──────── Provided material ────────

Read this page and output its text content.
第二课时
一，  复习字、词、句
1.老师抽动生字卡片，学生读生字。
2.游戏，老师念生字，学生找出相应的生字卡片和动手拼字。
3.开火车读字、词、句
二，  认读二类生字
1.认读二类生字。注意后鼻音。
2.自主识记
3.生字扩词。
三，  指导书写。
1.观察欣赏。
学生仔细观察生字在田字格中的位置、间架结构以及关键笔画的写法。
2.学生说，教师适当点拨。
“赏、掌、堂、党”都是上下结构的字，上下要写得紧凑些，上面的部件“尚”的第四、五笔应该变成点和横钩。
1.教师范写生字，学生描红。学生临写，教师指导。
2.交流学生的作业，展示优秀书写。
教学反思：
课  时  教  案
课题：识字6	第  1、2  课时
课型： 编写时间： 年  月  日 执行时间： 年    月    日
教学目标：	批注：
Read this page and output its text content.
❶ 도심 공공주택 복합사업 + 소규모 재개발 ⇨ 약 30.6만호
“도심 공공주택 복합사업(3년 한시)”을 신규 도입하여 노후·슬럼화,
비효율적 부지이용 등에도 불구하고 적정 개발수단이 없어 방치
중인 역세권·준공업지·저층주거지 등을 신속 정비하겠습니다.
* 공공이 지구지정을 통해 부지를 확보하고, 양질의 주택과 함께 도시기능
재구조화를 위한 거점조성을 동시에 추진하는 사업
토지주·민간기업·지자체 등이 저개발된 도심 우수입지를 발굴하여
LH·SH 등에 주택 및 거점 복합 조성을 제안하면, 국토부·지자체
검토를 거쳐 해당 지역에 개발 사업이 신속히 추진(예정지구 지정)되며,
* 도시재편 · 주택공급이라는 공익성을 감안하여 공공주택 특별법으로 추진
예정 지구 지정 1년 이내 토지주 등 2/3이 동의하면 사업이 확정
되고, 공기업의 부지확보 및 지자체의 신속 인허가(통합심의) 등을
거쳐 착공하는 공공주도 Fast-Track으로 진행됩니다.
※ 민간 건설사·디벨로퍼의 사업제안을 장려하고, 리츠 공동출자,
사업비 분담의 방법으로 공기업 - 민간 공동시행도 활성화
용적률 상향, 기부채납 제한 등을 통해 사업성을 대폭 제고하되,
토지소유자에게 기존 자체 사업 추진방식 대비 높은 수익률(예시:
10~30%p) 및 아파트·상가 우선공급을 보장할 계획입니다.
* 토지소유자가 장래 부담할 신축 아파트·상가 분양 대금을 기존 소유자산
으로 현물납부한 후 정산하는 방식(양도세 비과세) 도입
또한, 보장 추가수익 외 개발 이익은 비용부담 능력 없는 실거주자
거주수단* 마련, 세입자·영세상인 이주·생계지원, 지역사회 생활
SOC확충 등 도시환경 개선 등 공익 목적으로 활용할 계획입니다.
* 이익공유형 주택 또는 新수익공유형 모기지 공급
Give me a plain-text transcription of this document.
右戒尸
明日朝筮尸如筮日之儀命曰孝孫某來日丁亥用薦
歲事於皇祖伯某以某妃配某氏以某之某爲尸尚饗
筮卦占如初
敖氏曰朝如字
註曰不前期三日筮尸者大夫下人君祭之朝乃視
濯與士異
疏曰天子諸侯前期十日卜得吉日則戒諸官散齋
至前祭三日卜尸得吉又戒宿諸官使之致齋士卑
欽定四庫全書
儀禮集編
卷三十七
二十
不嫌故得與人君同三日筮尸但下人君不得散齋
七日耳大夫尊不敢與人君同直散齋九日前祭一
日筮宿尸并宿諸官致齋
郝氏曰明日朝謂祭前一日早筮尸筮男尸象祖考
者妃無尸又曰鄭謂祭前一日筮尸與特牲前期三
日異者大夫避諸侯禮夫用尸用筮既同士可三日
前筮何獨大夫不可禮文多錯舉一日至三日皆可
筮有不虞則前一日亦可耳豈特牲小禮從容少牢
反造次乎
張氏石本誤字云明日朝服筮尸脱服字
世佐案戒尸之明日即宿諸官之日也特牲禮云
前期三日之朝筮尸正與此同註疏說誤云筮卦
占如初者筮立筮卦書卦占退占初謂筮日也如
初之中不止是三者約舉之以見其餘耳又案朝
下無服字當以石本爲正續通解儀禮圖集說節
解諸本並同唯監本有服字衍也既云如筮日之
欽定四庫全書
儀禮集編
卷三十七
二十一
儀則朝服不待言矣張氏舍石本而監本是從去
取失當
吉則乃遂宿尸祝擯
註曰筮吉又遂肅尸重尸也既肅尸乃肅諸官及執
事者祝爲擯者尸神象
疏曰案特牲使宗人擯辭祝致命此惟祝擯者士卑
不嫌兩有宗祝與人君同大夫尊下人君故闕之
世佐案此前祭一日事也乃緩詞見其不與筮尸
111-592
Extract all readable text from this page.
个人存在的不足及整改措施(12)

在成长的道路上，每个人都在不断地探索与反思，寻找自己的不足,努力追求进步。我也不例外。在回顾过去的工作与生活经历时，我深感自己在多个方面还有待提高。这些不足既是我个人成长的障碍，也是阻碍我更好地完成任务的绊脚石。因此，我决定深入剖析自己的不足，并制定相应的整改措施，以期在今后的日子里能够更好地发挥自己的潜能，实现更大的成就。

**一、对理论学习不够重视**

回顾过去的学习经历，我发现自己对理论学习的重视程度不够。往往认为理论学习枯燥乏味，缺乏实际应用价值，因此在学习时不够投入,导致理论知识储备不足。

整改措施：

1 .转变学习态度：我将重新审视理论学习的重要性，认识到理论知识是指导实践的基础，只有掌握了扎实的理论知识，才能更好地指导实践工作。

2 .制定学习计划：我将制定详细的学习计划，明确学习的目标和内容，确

────────

• **Required task**
The data above must be returned in full, exactly as written.

• **Answer to the task**
Read this page and output its text content.
第二课时
一，  复习字、词、句
1.老师抽动生字卡片，学生读生字。
2.游戏，老师念生字，学生找出相应的生字卡片和动手拼字。
3.开火车读字、词、句
二，  认读二类生字
1.认读二类生字。注意后鼻音。
2.自主识记
3.生字扩词。
三，  指导书写。
1.观察欣赏。
学生仔细观察生字在田字格中的位置、间架结构以及关键笔画的写法。
2.学生说，教师适当点拨。
“赏、掌、堂、党”都是上下结构的字，上下要写得紧凑些，上面的部件“尚”的第四、五笔应该变成点和横钩。
1.教师范写生字，学生描红。学生临写，教师指导。
2.交流学生的作业，展示优秀书写。
教学反思：
课  时  教  案
课题：识字6	第  1、2  课时
课型： 编写时间： 年  月  日 执行时间： 年    月    日
教学目标：	批注：
Read this page and output its text content.
❶ 도심 공공주택 복합사업 + 소규모 재개발 ⇨ 약 30.6만호
“도심 공공주택 복합사업(3년 한시)”을 신규 도입하여 노후·슬럼화,
비효율적 부지이용 등에도 불구하고 적정 개발수단이 없어 방치
중인 역세권·준공업지·저층주거지 등을 신속 정비하겠습니다.
* 공공이 지구지정을 통해 부지를 확보하고, 양질의 주택과 함께 도시기능
재구조화를 위한 거점조성을 동시에 추진하는 사업
토지주·민간기업·지자체 등이 저개발된 도심 우수입지를 발굴하여
LH·SH 등에 주택 및 거점 복합 조성을 제안하면, 국토부·지자체
검토를 거쳐 해당 지역에 개발 사업이 신속히 추진(예정지구 지정)되며,
* 도시재편 · 주택공급이라는 공익성을 감안하여 공공주택 특별법으로 추진
예정 지구 지정 1년 이내 토지주 등 2/3이 동의하면 사업이 확정
되고, 공기업의 부지확보 및 지자체의 신속 인허가(통합심의) 등을
거쳐 착공하는 공공주도 Fast-Track으로 진행됩니다.
※ 민간 건설사·디벨로퍼의 사업제안을 장려하고, 리츠 공동출자,
사업비 분담의 방법으로 공기업 - 민간 공동시행도 활성화
용적률 상향, 기부채납 제한 등을 통해 사업성을 대폭 제고하되,
토지소유자에게 기존 자체 사업 추진방식 대비 높은 수익률(예시:
10~30%p) 및 아파트·상가 우선공급을 보장할 계획입니다.
* 토지소유자가 장래 부담할 신축 아파트·상가 분양 대금을 기존 소유자산
으로 현물납부한 후 정산하는 방식(양도세 비과세) 도입
또한, 보장 추가수익 외 개발 이익은 비용부담 능력 없는 실거주자
거주수단* 마련, 세입자·영세상인 이주·생계지원, 지역사회 생활
SOC확충 등 도시환경 개선 등 공익 목적으로 활용할 계획입니다.
* 이익공유형 주택 또는 新수익공유형 모기지 공급
Give me a plain-text transcription of this document.
右戒尸
明日朝筮尸如筮日之儀命曰孝孫某來日丁亥用薦
歲事於皇祖伯某以某妃配某氏以某之某爲尸尚饗
筮卦占如初
敖氏曰朝如字
註曰不前期三日筮尸者大夫下人君祭之朝乃視
濯與士異
疏曰天子諸侯前期十日卜得吉日則戒諸官散齋
至前祭三日卜尸得吉又戒宿諸官使之致齋士卑
欽定四庫全書
儀禮集編
卷三十七
二十
不嫌故得與人君同三日筮尸但下人君不得散齋
七日耳大夫尊不敢與人君同直散齋九日前祭一
日筮宿尸并宿諸官致齋
郝氏曰明日朝謂祭前一日早筮尸筮男尸象祖考
者妃無尸又曰鄭謂祭前一日筮尸與特牲前期三
日異者大夫避諸侯禮夫用尸用筮既同士可三日
前筮何獨大夫不可禮文多錯舉一日至三日皆可
筮有不虞則前一日亦可耳豈特牲小禮從容少牢
反造次乎
張氏石本誤字云明日朝服筮尸脱服字
世佐案戒尸之明日即宿諸官之日也特牲禮云
前期三日之朝筮尸正與此同註疏說誤云筮卦
占如初者筮立筮卦書卦占退占初謂筮日也如
初之中不止是三者約舉之以見其餘耳又案朝
下無服字當以石本爲正續通解儀禮圖集說節
解諸本並同唯監本有服字衍也既云如筮日之
欽定四庫全書
儀禮集編
卷三十七
二十一
儀則朝服不待言矣張氏舍石本而監本是從去
取失當
吉則乃遂宿尸祝擯
註曰筮吉又遂肅尸重尸也既肅尸乃肅諸官及執
事者祝爲擯者尸神象
疏曰案特牲使宗人擯辭祝致命此惟祝擯者士卑
不嫌兩有宗祝與人君同大夫尊下人君故闕之
世佐案此前祭一日事也乃緩詞見其不與筮尸
111-592
Extract all readable text from this page.
个人存在的不足及整改措施(12)

在成长的道路上，每个人都在不断地探索与反思，寻找自己的不足,努力追求进步。我也不例外。在回顾过去的工作与生活经历时，我深感自己在多个方面还有待提高。这些不足既是我个人成长的障碍，也是阻碍我更好地完成任务的绊脚石。因此，我决定深入剖析自己的不足，并制定相应的整改措施，以期在今后的日子里能够更好地发挥自己的潜能，实现更大的成就。

**一、对理论学习不够重视**

回顾过去的学习经历，我发现自己对理论学习的重视程度不够。往往认为理论学习枯燥乏味，缺乏实际应用价值，因此在学习时不够投入,导致理论知识储备不足。

整改措施：

1 .转变学习态度：我将重新审视理论学习的重要性，认识到理论知识是指导实践的基础，只有掌握了扎实的理论知识，才能更好地指导实践工作。

2 .制定学习计划：我将制定详细的学习计划，明确学习的目标和内容，确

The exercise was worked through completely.